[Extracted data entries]
========================

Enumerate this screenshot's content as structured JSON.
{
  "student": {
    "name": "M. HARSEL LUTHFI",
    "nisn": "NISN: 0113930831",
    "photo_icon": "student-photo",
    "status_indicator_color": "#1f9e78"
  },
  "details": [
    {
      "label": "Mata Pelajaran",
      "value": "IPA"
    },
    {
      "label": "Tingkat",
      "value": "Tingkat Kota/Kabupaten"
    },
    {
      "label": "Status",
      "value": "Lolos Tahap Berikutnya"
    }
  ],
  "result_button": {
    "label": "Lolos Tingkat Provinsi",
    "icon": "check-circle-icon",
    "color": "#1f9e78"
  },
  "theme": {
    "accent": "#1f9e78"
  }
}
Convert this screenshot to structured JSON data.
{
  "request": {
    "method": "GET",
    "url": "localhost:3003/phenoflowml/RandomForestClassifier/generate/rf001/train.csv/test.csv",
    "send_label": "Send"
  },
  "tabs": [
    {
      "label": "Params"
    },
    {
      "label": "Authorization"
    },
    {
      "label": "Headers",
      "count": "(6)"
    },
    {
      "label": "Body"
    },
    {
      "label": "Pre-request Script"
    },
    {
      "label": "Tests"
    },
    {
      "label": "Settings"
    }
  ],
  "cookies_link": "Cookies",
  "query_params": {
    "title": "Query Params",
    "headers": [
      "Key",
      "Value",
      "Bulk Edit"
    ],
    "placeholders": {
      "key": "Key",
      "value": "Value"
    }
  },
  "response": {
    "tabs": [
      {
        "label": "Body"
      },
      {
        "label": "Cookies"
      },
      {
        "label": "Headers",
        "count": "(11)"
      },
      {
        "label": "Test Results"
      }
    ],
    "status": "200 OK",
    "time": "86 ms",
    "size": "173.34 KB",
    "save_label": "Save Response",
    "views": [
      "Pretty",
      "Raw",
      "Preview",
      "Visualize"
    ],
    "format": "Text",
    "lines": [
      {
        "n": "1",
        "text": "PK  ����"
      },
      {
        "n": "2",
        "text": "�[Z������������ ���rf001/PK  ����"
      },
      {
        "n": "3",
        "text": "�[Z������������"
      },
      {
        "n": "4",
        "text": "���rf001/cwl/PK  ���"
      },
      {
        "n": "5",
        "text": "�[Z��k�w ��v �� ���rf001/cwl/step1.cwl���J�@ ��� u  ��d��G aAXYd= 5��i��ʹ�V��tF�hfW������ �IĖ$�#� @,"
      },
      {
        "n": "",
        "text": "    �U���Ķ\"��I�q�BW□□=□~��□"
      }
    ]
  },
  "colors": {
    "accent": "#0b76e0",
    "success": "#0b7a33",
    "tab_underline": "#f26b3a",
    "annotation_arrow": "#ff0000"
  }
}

========================

WHAT IS NEEDED: Set out the complete listing exactly as shown.

RESULT OF THIS EXERCISE:
Enumerate this screenshot's content as structured JSON.
{
  "student": {
    "name": "M. HARSEL LUTHFI",
    "nisn": "NISN: 0113930831",
    "photo_icon": "student-photo",
    "status_indicator_color": "#1f9e78"
  },
  "details": [
    {
      "label": "Mata Pelajaran",
      "value": "IPA"
    },
    {
      "label": "Tingkat",
      "value": "Tingkat Kota/Kabupaten"
    },
    {
      "label": "Status",
      "value": "Lolos Tahap Berikutnya"
    }
  ],
  "result_button": {
    "label": "Lolos Tingkat Provinsi",
    "icon": "check-circle-icon",
    "color": "#1f9e78"
  },
  "theme": {
    "accent": "#1f9e78"
  }
}
Convert this screenshot to structured JSON data.
{
  "request": {
    "method": "GET",
    "url": "localhost:3003/phenoflowml/RandomForestClassifier/generate/rf001/train.csv/test.csv",
    "send_label": "Send"
  },
  "tabs": [
    {
      "label": "Params"
    },
    {
      "label": "Authorization"
    },
    {
      "label": "Headers",
      "count": "(6)"
    },
    {
      "label": "Body"
    },
    {
      "label": "Pre-request Script"
    },
    {
      "label": "Tests"
    },
    {
      "label": "Settings"
    }
  ],
  "cookies_link": "Cookies",
  "query_params": {
    "title": "Query Params",
    "headers": [
      "Key",
      "Value",
      "Bulk Edit"
    ],
    "placeholders": {
      "key": "Key",
      "value": "Value"
    }
  },
  "response": {
    "tabs": [
      {
        "label": "Body"
      },
      {
        "label": "Cookies"
      },
      {
        "label": "Headers",
        "count": "(11)"
      },
      {
        "label": "Test Results"
      }
    ],
    "status": "200 OK",
    "time": "86 ms",
    "size": "173.34 KB",
    "save_label": "Save Response",
    "views": [
      "Pretty",
      "Raw",
      "Preview",
      "Visualize"
    ],
    "format": "Text",
    "lines": [
      {
        "n": "1",
        "text": "PK  ����"
      },
      {
        "n": "2",
        "text": "�[Z������������ ���rf001/PK  ����"
      },
      {
        "n": "3",
        "text": "�[Z������������"
      },
      {
        "n": "4",
        "text": "���rf001/cwl/PK  ���"
      },
      {
        "n": "5",
        "text": "�[Z��k�w ��v �� ���rf001/cwl/step1.cwl���J�@ ��� u  ��d��G aAXYd= 5��i��ʹ�V��tF�hfW������ �IĖ$�#� @,"
      },
      {
        "n": "",
        "text": "    �U���Ķ\"��I�q�BW□□=□~��□"
      }
    ]
  },
  "colors": {
    "accent": "#0b76e0",
    "success": "#0b7a33",
    "tab_underline": "#f26b3a",
    "annotation_arrow": "#ff0000"
  }
}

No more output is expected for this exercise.